Select the lines below containing the word "checker".

--- START OF Data for processing ---

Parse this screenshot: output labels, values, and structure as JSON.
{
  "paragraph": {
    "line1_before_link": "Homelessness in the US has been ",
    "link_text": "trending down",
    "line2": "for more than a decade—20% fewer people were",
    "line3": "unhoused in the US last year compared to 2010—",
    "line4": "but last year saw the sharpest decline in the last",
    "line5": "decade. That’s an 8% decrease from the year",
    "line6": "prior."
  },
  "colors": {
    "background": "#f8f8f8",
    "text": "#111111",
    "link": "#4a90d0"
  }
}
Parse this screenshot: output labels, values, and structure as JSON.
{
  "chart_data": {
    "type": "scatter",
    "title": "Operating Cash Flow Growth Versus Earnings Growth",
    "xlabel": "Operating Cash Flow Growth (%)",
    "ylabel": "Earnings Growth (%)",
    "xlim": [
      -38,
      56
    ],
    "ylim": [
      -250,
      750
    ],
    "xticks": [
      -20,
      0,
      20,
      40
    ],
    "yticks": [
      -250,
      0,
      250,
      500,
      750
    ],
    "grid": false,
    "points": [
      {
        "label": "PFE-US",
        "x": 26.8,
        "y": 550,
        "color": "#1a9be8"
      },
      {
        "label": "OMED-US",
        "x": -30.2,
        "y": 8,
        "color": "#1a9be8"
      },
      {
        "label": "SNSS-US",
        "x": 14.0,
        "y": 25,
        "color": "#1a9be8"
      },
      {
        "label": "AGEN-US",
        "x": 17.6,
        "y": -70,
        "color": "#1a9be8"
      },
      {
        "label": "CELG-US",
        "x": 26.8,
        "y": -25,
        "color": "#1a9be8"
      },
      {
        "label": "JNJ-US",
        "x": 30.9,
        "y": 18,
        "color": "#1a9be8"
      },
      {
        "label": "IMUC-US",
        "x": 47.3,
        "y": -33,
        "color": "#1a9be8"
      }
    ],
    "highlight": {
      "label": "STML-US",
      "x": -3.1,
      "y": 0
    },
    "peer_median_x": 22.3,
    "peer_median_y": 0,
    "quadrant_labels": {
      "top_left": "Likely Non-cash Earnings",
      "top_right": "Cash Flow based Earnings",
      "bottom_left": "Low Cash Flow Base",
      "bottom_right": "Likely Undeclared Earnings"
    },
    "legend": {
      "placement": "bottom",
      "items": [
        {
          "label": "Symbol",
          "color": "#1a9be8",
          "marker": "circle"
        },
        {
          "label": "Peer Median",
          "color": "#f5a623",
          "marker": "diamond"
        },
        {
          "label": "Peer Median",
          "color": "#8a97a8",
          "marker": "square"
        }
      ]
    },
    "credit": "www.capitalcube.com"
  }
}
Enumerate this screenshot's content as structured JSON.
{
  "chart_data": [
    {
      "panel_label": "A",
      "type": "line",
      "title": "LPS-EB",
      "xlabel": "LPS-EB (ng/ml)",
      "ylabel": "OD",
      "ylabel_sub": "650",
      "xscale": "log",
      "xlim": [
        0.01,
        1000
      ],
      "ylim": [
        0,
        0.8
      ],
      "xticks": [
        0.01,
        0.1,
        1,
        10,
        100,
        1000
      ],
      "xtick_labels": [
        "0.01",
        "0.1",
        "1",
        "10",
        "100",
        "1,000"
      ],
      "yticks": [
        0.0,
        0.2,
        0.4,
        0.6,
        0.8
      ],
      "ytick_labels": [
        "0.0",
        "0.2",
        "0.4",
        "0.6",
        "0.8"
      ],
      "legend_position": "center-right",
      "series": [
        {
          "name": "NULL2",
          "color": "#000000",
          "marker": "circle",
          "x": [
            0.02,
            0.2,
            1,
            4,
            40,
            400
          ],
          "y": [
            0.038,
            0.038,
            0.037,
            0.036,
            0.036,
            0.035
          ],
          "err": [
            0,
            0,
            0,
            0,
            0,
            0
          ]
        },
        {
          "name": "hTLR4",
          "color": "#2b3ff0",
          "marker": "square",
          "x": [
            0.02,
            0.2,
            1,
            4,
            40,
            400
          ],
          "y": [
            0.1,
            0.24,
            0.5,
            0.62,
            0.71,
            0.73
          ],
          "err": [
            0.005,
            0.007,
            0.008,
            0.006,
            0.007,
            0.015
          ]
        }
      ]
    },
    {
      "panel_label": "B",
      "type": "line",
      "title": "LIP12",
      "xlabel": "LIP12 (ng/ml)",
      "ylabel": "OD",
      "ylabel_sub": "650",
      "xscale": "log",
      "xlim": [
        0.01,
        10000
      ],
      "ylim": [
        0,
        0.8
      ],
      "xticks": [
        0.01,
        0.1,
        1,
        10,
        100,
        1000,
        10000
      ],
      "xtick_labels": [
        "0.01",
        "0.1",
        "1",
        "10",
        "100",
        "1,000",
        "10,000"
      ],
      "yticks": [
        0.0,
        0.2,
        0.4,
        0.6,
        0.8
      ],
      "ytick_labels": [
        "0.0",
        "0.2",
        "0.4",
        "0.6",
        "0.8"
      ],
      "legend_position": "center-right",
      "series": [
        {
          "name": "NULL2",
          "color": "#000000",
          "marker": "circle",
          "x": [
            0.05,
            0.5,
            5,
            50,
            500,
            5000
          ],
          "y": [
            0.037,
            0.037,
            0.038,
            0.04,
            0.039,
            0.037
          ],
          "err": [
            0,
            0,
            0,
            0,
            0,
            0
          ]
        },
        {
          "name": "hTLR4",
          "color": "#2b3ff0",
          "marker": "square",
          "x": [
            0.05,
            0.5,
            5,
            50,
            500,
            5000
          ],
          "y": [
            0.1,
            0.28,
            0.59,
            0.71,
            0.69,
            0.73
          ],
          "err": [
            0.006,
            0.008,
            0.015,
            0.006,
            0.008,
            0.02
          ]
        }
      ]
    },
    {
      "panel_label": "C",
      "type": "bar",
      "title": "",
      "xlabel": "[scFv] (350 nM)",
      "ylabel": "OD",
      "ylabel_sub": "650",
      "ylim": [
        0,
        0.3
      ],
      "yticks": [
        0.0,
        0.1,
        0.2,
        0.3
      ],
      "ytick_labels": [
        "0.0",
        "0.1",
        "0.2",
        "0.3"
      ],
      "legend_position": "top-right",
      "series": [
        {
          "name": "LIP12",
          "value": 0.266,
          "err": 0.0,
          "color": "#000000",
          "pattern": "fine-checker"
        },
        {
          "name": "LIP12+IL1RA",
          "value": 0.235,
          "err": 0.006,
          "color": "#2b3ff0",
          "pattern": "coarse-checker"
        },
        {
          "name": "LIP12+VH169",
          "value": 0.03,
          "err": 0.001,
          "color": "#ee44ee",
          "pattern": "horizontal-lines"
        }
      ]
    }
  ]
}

--- END OF Data for processing ---

* Worked answer
          "pattern": "fine-checker"
          "pattern": "coarse-checker"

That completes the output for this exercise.